# Data listing
########################################

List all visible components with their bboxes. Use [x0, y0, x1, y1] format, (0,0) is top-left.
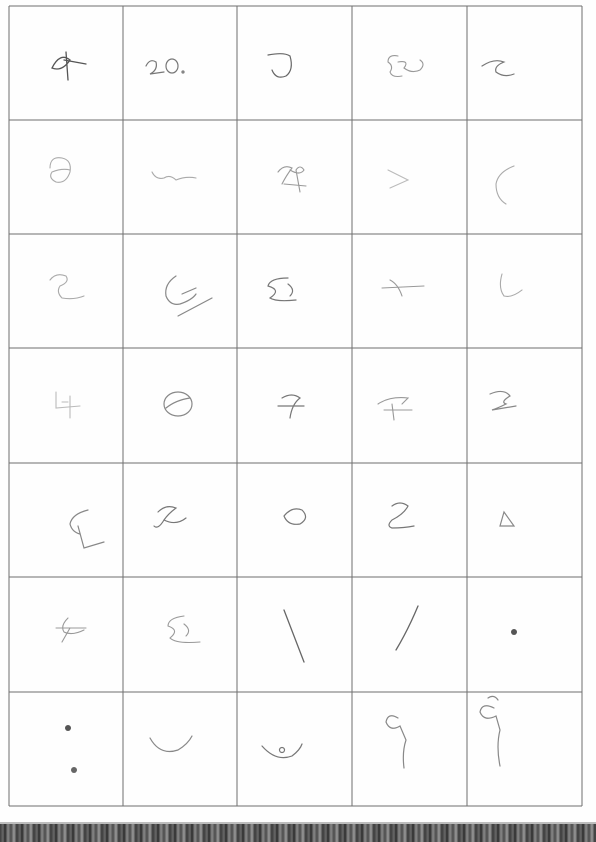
glyph-r6c5 [511, 629, 517, 635]
glyph-r3c4 [381, 279, 425, 297]
glyph-r3c1 [49, 274, 85, 300]
glyph-r7c1 [65, 725, 77, 773]
glyph-r3c3 [267, 277, 297, 302]
glyph-r1c2 [145, 58, 185, 75]
glyph-r4c1 [55, 391, 81, 419]
glyph-r7c4 [385, 715, 407, 769]
glyph-r1c3 [267, 53, 292, 78]
glyph-r2c4 [387, 169, 410, 189]
glyph-r5c1 [69, 509, 105, 549]
glyph-r3c5 [499, 273, 523, 297]
glyph-r6c1 [55, 617, 87, 643]
glyph-r1c4 [387, 55, 424, 78]
glyph-r5c4 [388, 502, 415, 529]
glyph-r2c1 [49, 157, 71, 183]
glyph-r3c2 [165, 275, 213, 317]
glyph-r1c1 [51, 51, 87, 81]
glyph-r4c4 [377, 397, 413, 421]
glyph-r5c3 [283, 508, 307, 525]
glyph-r6c3 [283, 609, 305, 663]
glyph-r2c5 [495, 165, 515, 205]
glyph-r4c5 [489, 390, 517, 411]
glyph-r6c4 [395, 605, 419, 651]
glyph-r7c2 [149, 735, 193, 753]
glyph-r1c5 [481, 60, 515, 77]
glyph-r6c2 [167, 615, 201, 644]
glyph-r7c3 [261, 743, 303, 759]
glyph-r2c2 [151, 171, 197, 181]
glyph-r5c5 [499, 510, 516, 527]
scanned-page [0, 0, 596, 842]
scan-artifact-band [0, 824, 596, 842]
glyph-r4c2 [163, 391, 193, 417]
glyph-r4c3 [277, 394, 305, 419]
glyph-r2c3 [277, 166, 307, 193]
glyph-r7c5 [479, 695, 501, 767]
handwriting-grid [8, 5, 583, 807]
glyph-r5c2 [153, 506, 187, 528]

########################################

# Problem description
Print every line of the records above verbatim, leaving out the picture.

# Finished answer
List all visible components with their bboxes. Use [x0, y0, x1, y1] format, (0,0) is top-left.
glyph-r6c5 [511, 629, 517, 635]
glyph-r3c4 [381, 279, 425, 297]
glyph-r3c1 [49, 274, 85, 300]
glyph-r7c1 [65, 725, 77, 773]
glyph-r3c3 [267, 277, 297, 302]
glyph-r1c2 [145, 58, 185, 75]
glyph-r4c1 [55, 391, 81, 419]
glyph-r7c4 [385, 715, 407, 769]
glyph-r1c3 [267, 53, 292, 78]
glyph-r2c4 [387, 169, 410, 189]
glyph-r5c1 [69, 509, 105, 549]
glyph-r3c5 [499, 273, 523, 297]
glyph-r6c1 [55, 617, 87, 643]
glyph-r1c4 [387, 55, 424, 78]
glyph-r5c4 [388, 502, 415, 529]
glyph-r2c1 [49, 157, 71, 183]
glyph-r3c2 [165, 275, 213, 317]
glyph-r1c1 [51, 51, 87, 81]
glyph-r4c4 [377, 397, 413, 421]
glyph-r5c3 [283, 508, 307, 525]
glyph-r6c3 [283, 609, 305, 663]
glyph-r2c5 [495, 165, 515, 205]
glyph-r4c5 [489, 390, 517, 411]
glyph-r6c4 [395, 605, 419, 651]
glyph-r7c2 [149, 735, 193, 753]
glyph-r1c5 [481, 60, 515, 77]
glyph-r6c2 [167, 615, 201, 644]
glyph-r7c3 [261, 743, 303, 759]
glyph-r2c2 [151, 171, 197, 181]
glyph-r5c5 [499, 510, 516, 527]
scanned-page [0, 0, 596, 842]
scan-artifact-band [0, 824, 596, 842]
glyph-r4c2 [163, 391, 193, 417]
glyph-r4c3 [277, 394, 305, 419]
glyph-r2c3 [277, 166, 307, 193]
glyph-r7c5 [479, 695, 501, 767]
handwriting-grid [8, 5, 583, 807]
glyph-r5c2 [153, 506, 187, 528]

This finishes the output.